:: Data ::
----
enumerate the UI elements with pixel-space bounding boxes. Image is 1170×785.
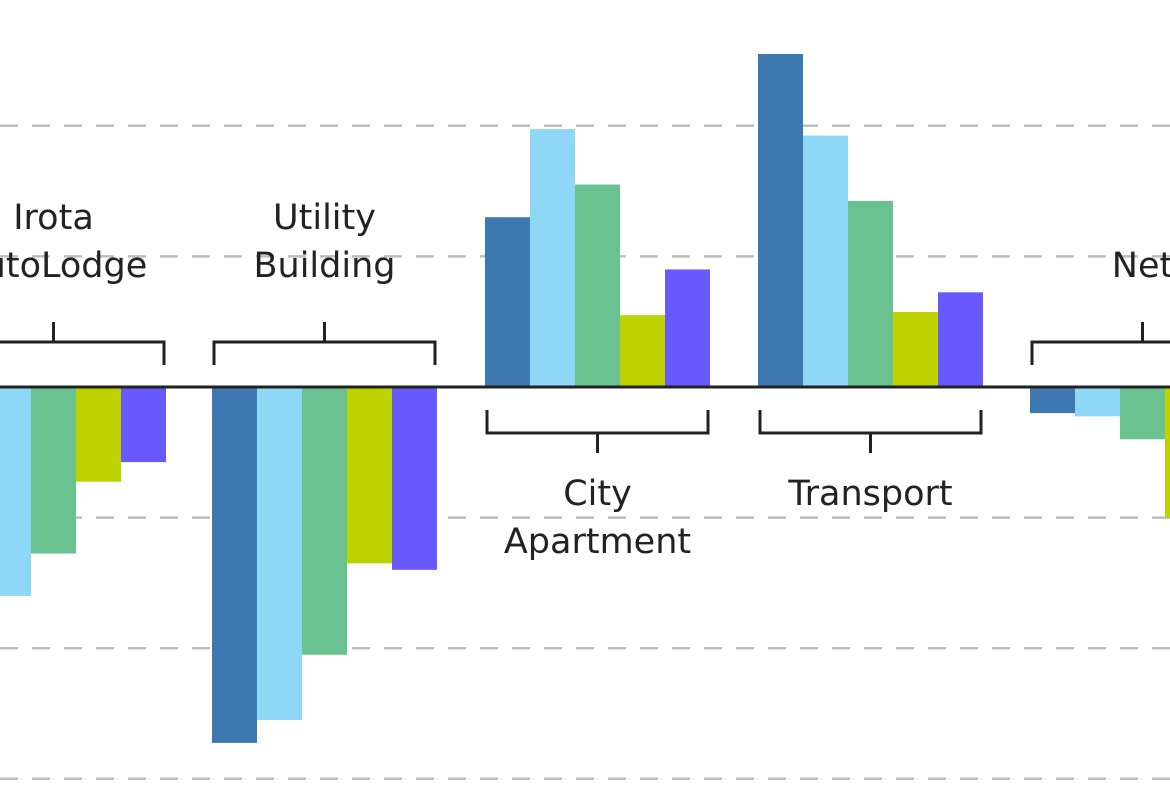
category-label: Transport: [787, 474, 952, 514]
bar: [392, 387, 437, 570]
bar: [212, 387, 257, 743]
bars: [0, 53, 1170, 743]
bar: [530, 129, 575, 387]
bar: [893, 311, 938, 387]
category-bracket: [0, 322, 166, 365]
bar: [848, 200, 893, 387]
bar: [257, 387, 302, 721]
category-label: Building: [254, 246, 396, 286]
bar: [1030, 387, 1075, 414]
bar: [1075, 387, 1120, 417]
category-bracket: [1030, 322, 1170, 365]
bar: [485, 217, 530, 387]
bar: [575, 184, 620, 387]
category-label: Irota: [13, 198, 94, 238]
category-label: AutoLodge: [0, 246, 147, 286]
bar: [758, 53, 803, 387]
bar: [1120, 387, 1165, 440]
bar: [121, 387, 166, 463]
bar: [620, 315, 665, 387]
bar: [302, 387, 347, 655]
category-bracket: [758, 410, 983, 453]
category-bracket: [485, 410, 710, 453]
bar: [31, 387, 76, 554]
category-label: Net: [1112, 246, 1170, 286]
category-label: Apartment: [504, 522, 691, 562]
category-bracket: [212, 322, 437, 365]
category-label: Utility: [273, 198, 376, 238]
category-labels: Irota AutoLodge Utility Building City Apartme…: [0, 198, 1170, 562]
bar: [1165, 387, 1170, 518]
bar: [665, 269, 710, 387]
bar: [76, 387, 121, 482]
bar: [0, 387, 31, 596]
gridlines: [0, 124, 1170, 781]
bar: [347, 387, 392, 564]
bar: [938, 292, 983, 387]
category-brackets: [0, 322, 1170, 453]
bar: [803, 135, 848, 387]
category-label: City: [563, 474, 632, 514]
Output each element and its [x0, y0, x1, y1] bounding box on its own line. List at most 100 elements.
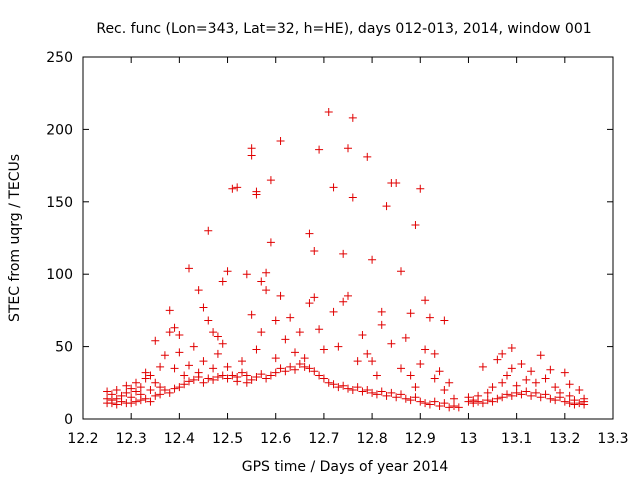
- data-point: [401, 333, 410, 342]
- data-point: [165, 388, 174, 397]
- data-point: [266, 238, 275, 247]
- data-point: [117, 391, 126, 400]
- data-point: [512, 381, 521, 390]
- data-point: [209, 328, 218, 337]
- data-point: [411, 393, 420, 402]
- data-point: [156, 390, 165, 399]
- data-point: [300, 354, 309, 363]
- data-point: [156, 362, 165, 371]
- data-point: [527, 391, 536, 400]
- data-point: [213, 349, 222, 358]
- data-point: [575, 386, 584, 395]
- data-point: [194, 286, 203, 295]
- data-point: [122, 381, 131, 390]
- data-point: [401, 394, 410, 403]
- data-point: [247, 144, 256, 153]
- x-tick-label: 13.3: [597, 431, 628, 447]
- data-point: [339, 249, 348, 258]
- x-tick-label: 13: [460, 431, 478, 447]
- data-point: [180, 380, 189, 389]
- data-point: [430, 349, 439, 358]
- data-point: [546, 394, 555, 403]
- data-point: [575, 399, 584, 408]
- data-point: [421, 399, 430, 408]
- data-point: [132, 378, 140, 387]
- data-points: [103, 108, 589, 412]
- data-point: [209, 364, 218, 373]
- x-tick-label: 12.7: [308, 431, 339, 447]
- data-point: [416, 184, 425, 193]
- data-point: [382, 391, 391, 400]
- data-point: [165, 306, 174, 315]
- y-tick-label: 250: [46, 50, 73, 66]
- data-point: [165, 328, 174, 337]
- data-point: [252, 373, 261, 382]
- data-point: [103, 394, 112, 403]
- data-point: [146, 397, 155, 406]
- data-point: [498, 349, 507, 358]
- data-point: [257, 328, 266, 337]
- data-point: [421, 345, 430, 354]
- data-point: [262, 374, 271, 383]
- data-point: [315, 325, 324, 334]
- data-point: [565, 380, 574, 389]
- y-tick-label: 150: [46, 195, 73, 211]
- data-point: [411, 383, 420, 392]
- data-point: [266, 176, 275, 185]
- data-point: [450, 401, 458, 410]
- data-point: [223, 267, 232, 276]
- x-tick-label: 12.5: [212, 431, 243, 447]
- data-point: [344, 291, 352, 300]
- data-point: [242, 371, 251, 380]
- data-point: [305, 229, 314, 238]
- data-point: [247, 310, 256, 319]
- data-point: [353, 383, 362, 392]
- data-point: [218, 339, 227, 348]
- data-point: [107, 390, 116, 399]
- data-point: [122, 388, 131, 397]
- data-point: [478, 399, 487, 408]
- data-point: [233, 377, 242, 386]
- data-point: [392, 393, 401, 402]
- data-point: [233, 183, 242, 192]
- data-point: [315, 371, 324, 380]
- data-point: [242, 270, 251, 279]
- data-point: [112, 386, 121, 395]
- data-point: [358, 387, 367, 396]
- data-point: [199, 303, 208, 312]
- data-point: [252, 345, 261, 354]
- data-point: [324, 108, 333, 117]
- data-point: [353, 357, 362, 366]
- x-tick-label: 12.2: [67, 431, 98, 447]
- data-point: [271, 316, 280, 325]
- data-point: [262, 268, 271, 277]
- data-point: [136, 390, 145, 399]
- data-point: [507, 364, 516, 373]
- data-point: [397, 390, 405, 399]
- chart-title: Rec. func (Lon=343, Lat=32, h=HE), days …: [96, 21, 591, 37]
- data-point: [141, 394, 150, 403]
- data-point: [199, 378, 208, 387]
- data-point: [141, 368, 150, 377]
- data-point: [185, 377, 193, 386]
- data-point: [478, 362, 487, 371]
- data-point: [440, 399, 449, 408]
- data-point: [319, 374, 328, 383]
- data-point: [247, 151, 256, 160]
- data-point: [377, 387, 386, 396]
- data-point: [531, 388, 540, 397]
- data-point: [146, 371, 155, 380]
- data-point: [387, 339, 396, 348]
- data-point: [170, 364, 179, 373]
- data-point: [204, 374, 213, 383]
- data-point: [483, 396, 492, 405]
- data-point: [247, 375, 256, 384]
- data-point: [368, 388, 377, 397]
- data-point: [440, 316, 449, 325]
- tick-labels: 12.2 12.3 12.4 12.5 12.6 12.7 12.8 12.9 13 13.1 13…: [46, 50, 628, 447]
- x-tick-label: 12.8: [357, 431, 388, 447]
- data-point: [213, 332, 222, 341]
- data-point: [291, 365, 299, 374]
- data-point: [387, 388, 396, 397]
----
Give the lines starting at the one containing "- data-point: [401, 333, 410, 342]" and ending at the one containing "- data-point: [421, 399, 430, 408]" as a Markdown table with the columns Row and Line. Number each row and leave out blank lines.

| Row | Line |
|---|---|
| 1 | - data-point: [401, 333, 410, 342] |
| 2 | - data-point: [165, 388, 174, 397] |
| 3 | - data-point: [266, 238, 275, 247] |
| 4 | - data-point: [117, 391, 126, 400] |
| 5 | - data-point: [512, 381, 521, 390] |
| 6 | - data-point: [209, 328, 218, 337] |
| 7 | - data-point: [411, 393, 420, 402] |
| 8 | - data-point: [156, 390, 165, 399] |
| 9 | - data-point: [300, 354, 309, 363] |
| 10 | - data-point: [156, 362, 165, 371] |
| 11 | - data-point: [527, 391, 536, 400] |
| 12 | - data-point: [213, 349, 222, 358] |
| 13 | - data-point: [575, 386, 584, 395] |
| 14 | - data-point: [194, 286, 203, 295] |
| 15 | - data-point: [122, 381, 131, 390] |
| 16 | - data-point: [401, 394, 410, 403] |
| 17 | - data-point: [247, 144, 256, 153] |
| 18 | - x-tick-label: 13.3: [597, 431, 628, 447] |
| 19 | - data-point: [339, 249, 348, 258] |
| 20 | - x-tick-label: 13: [460, 431, 478, 447] |
| 21 | - data-point: [180, 380, 189, 389] |
| 22 | - data-point: [430, 349, 439, 358] |
| 23 | - data-point: [546, 394, 555, 403] |
| 24 | - data-point: [575, 399, 584, 408] |
| 25 | - data-point: [421, 399, 430, 408] |